• _Written exercise a_
In the forum thread about dedicated computers for 3D printing, what device does 3dkarma use to run octoprint?

** START OF Quoted passage **

# 3D Printing > General 3D Printing Discussion >  Do you use a dedicated Computer for your 3D Printer

## JamesTuthill

I am curious.  Do you guys have a specific PC/Mac/Laptop that you use specifically for 3D design and 3D printing?  I've found it easier to do this, as I can leave everything I need on a daily basis open without distracting me from my other computer stuff I do.

----------


## Davo

Yes, definitely.

----------


## My Thing in 3D

I have a PC I use as my primary computer for everything, but also have a couple laptops that are handy for some multitasking and on the go use. But my printer is stationary so is controlled by the stationary computer.
 I have the software on the laptops for my printer though, just in case I want to prep something when I'm out for printing once I get home.

----------


## 3dkarma

I use a raspberry pi running octoprint hooked up to one printer.  This gives me a web interface for controlling and monitoring the printer.  I've also got a pi camera hooked up so I can watch the print through the octoprint web interface from wherever I am.

It also means I can leave the printer unattended for long print jobs without having to leave a laptop or PC switched on and connected to it and lets me locate the printer a fair distance away from my desk without having to run a long USB cable.

----------


## Kingoddball

@ 3DKarma - Nice idea! I did this for awhile but I have poor Wifi range so I stopped. I'm going to be starting again.

** END OF Quoted passage **

• _Written exercise b_
From the records, output the lines beginning with the line containing "Circle shape (385, 155, 396, 166)" and continuing through the line containing "Text: Frank", reproduced without any changes.

** START OF Records **

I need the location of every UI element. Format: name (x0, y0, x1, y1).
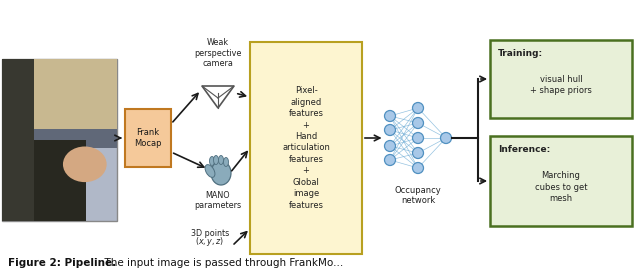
Circle shape (385, 155, 396, 166)
Bar (2, 59, 34, 221)
Bar (34, 140, 86, 221)
Circle shape (413, 147, 424, 158)
Bar (490, 40, 632, 118)
Circle shape (413, 102, 424, 113)
Circle shape (385, 140, 396, 152)
Circle shape (413, 132, 424, 144)
Text: Inference:: Inference: (498, 145, 550, 153)
Text: Training:: Training: (498, 49, 543, 57)
Ellipse shape (205, 164, 215, 177)
Text: The input image is passed through FrankMo...: The input image is passed through FrankM… (98, 258, 343, 268)
Circle shape (440, 132, 451, 144)
Bar (490, 136, 632, 226)
Text: Occupancy
network: Occupancy network (395, 186, 442, 205)
Circle shape (385, 124, 396, 136)
Bar (34, 129, 117, 148)
Text: visual hull
+ shape priors: visual hull + shape priors (530, 75, 592, 95)
Ellipse shape (211, 161, 231, 185)
Text: Weak
perspective
camera: Weak perspective camera (195, 38, 242, 68)
Circle shape (385, 110, 396, 121)
Circle shape (413, 118, 424, 129)
Ellipse shape (214, 155, 218, 164)
Text: MANO
parameters: MANO parameters (195, 191, 241, 210)
Ellipse shape (63, 147, 107, 182)
Ellipse shape (209, 156, 214, 166)
Text: Marching
cubes to get
mesh: Marching cubes to get mesh (535, 171, 588, 203)
Bar (2, 59, 117, 221)
Bar (125, 109, 171, 167)
Text: $(x,y,z)$: $(x,y,z)$ (195, 235, 225, 248)
Bar (2, 59, 117, 132)
Ellipse shape (223, 158, 228, 166)
Text: Frank
Mocap: Frank Mocap (134, 128, 162, 148)
Text: Figure 2: Pipeline.: Figure 2: Pipeline. (8, 258, 116, 268)
Text: 3D points: 3D points (191, 229, 229, 238)
Circle shape (413, 163, 424, 174)
Text: Pixel-
aligned
features
+
Hand
articulation
features
+
Global
image
features: Pixel- aligned features + Hand articulat… (282, 86, 330, 210)
Bar (250, 42, 362, 254)
Ellipse shape (218, 155, 223, 164)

** END OF Records **

• _Correct answer a_
A raspberry pi.

• _Correct answer b_
Circle shape (385, 155, 396, 166)
Bar (2, 59, 34, 221)
Bar (34, 140, 86, 221)
Circle shape (413, 147, 424, 158)
Bar (490, 40, 632, 118)
Circle shape (413, 102, 424, 113)
Circle shape (385, 140, 396, 152)
Circle shape (413, 132, 424, 144)
Text: Inference:: Inference: (498, 145, 550, 153)
Text: Training:: Training: (498, 49, 543, 57)
Ellipse shape (205, 164, 215, 177)
Text: The input image is passed through FrankMo...: The input image is passed through FrankM… (98, 258, 343, 268)
Circle shape (440, 132, 451, 144)
Bar (490, 136, 632, 226)
Text: Occupancy
network: Occupancy network (395, 186, 442, 205)
Circle shape (385, 124, 396, 136)
Bar (34, 129, 117, 148)
Text: visual hull
+ shape priors: visual hull + shape priors (530, 75, 592, 95)
Ellipse shape (211, 161, 231, 185)
Text: Weak
perspective
camera: Weak perspective camera (195, 38, 242, 68)
Circle shape (385, 110, 396, 121)
Circle shape (413, 118, 424, 129)
Ellipse shape (214, 155, 218, 164)
Text: MANO
parameters: MANO parameters (195, 191, 241, 210)
Ellipse shape (63, 147, 107, 182)
Ellipse shape (209, 156, 214, 166)
Text: Marching
cubes to get
mesh: Marching cubes to get mesh (535, 171, 588, 203)
Bar (2, 59, 117, 221)
Bar (125, 109, 171, 167)
Text: $(x,y,z)$: $(x,y,z)$ (195, 235, 225, 248)
Bar (2, 59, 117, 132)
Ellipse shape (223, 158, 228, 166)
Text: Frank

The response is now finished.